Start of Source data
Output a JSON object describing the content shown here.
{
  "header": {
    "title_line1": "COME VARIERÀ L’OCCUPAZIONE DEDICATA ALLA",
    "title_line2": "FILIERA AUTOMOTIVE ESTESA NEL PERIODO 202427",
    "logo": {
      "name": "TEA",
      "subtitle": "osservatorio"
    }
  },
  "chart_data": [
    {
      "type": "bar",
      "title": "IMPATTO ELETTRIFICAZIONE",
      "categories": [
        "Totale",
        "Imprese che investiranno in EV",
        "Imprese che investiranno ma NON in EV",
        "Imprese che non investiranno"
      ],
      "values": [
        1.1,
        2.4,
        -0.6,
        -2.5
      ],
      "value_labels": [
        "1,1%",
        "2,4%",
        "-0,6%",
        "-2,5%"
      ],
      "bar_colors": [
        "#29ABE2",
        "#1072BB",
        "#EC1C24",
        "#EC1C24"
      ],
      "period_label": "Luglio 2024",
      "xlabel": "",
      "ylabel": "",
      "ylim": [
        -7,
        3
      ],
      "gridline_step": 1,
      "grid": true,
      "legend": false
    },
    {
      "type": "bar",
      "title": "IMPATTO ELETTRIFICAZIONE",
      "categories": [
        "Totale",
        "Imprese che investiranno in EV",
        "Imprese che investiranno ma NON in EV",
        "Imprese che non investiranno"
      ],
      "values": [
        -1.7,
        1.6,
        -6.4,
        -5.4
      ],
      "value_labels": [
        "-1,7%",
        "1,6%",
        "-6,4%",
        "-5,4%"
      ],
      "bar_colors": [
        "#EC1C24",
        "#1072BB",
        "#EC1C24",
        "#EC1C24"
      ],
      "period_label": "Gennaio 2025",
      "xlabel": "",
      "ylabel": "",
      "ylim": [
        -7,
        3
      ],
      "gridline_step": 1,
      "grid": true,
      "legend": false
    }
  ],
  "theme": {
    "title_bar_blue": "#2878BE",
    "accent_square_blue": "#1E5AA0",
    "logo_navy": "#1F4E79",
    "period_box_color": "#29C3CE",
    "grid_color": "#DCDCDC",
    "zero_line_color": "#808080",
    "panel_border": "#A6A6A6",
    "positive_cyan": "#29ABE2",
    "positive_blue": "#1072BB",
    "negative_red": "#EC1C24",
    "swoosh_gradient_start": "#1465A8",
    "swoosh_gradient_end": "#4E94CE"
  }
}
End of Source data
**Instructions for the task:**
Write an exact transcription of every entry above.

**Output of the task:**
Output a JSON object describing the content shown here.
{
  "header": {
    "title_line1": "COME VARIERÀ L’OCCUPAZIONE DEDICATA ALLA",
    "title_line2": "FILIERA AUTOMOTIVE ESTESA NEL PERIODO 202427",
    "logo": {
      "name": "TEA",
      "subtitle": "osservatorio"
    }
  },
  "chart_data": [
    {
      "type": "bar",
      "title": "IMPATTO ELETTRIFICAZIONE",
      "categories": [
        "Totale",
        "Imprese che investiranno in EV",
        "Imprese che investiranno ma NON in EV",
        "Imprese che non investiranno"
      ],
      "values": [
        1.1,
        2.4,
        -0.6,
        -2.5
      ],
      "value_labels": [
        "1,1%",
        "2,4%",
        "-0,6%",
        "-2,5%"
      ],
      "bar_colors": [
        "#29ABE2",
        "#1072BB",
        "#EC1C24",
        "#EC1C24"
      ],
      "period_label": "Luglio 2024",
      "xlabel": "",
      "ylabel": "",
      "ylim": [
        -7,
        3
      ],
      "gridline_step": 1,
      "grid": true,
      "legend": false
    },
    {
      "type": "bar",
      "title": "IMPATTO ELETTRIFICAZIONE",
      "categories": [
        "Totale",
        "Imprese che investiranno in EV",
        "Imprese che investiranno ma NON in EV",
        "Imprese che non investiranno"
      ],
      "values": [
        -1.7,
        1.6,
        -6.4,
        -5.4
      ],
      "value_labels": [
        "-1,7%",
        "1,6%",
        "-6,4%",
        "-5,4%"
      ],
      "bar_colors": [
        "#EC1C24",
        "#1072BB",
        "#EC1C24",
        "#EC1C24"
      ],
      "period_label": "Gennaio 2025",
      "xlabel": "",
      "ylabel": "",
      "ylim": [
        -7,
        3
      ],
      "gridline_step": 1,
      "grid": true,
      "legend": false
    }
  ],
  "theme": {
    "title_bar_blue": "#2878BE",
    "accent_square_blue": "#1E5AA0",
    "logo_navy": "#1F4E79",
    "period_box_color": "#29C3CE",
    "grid_color": "#DCDCDC",
    "zero_line_color": "#808080",
    "panel_border": "#A6A6A6",
    "positive_cyan": "#29ABE2",
    "positive_blue": "#1072BB",
    "negative_red": "#EC1C24",
    "swoosh_gradient_start": "#1465A8",
    "swoosh_gradient_end": "#4E94CE"
  }
}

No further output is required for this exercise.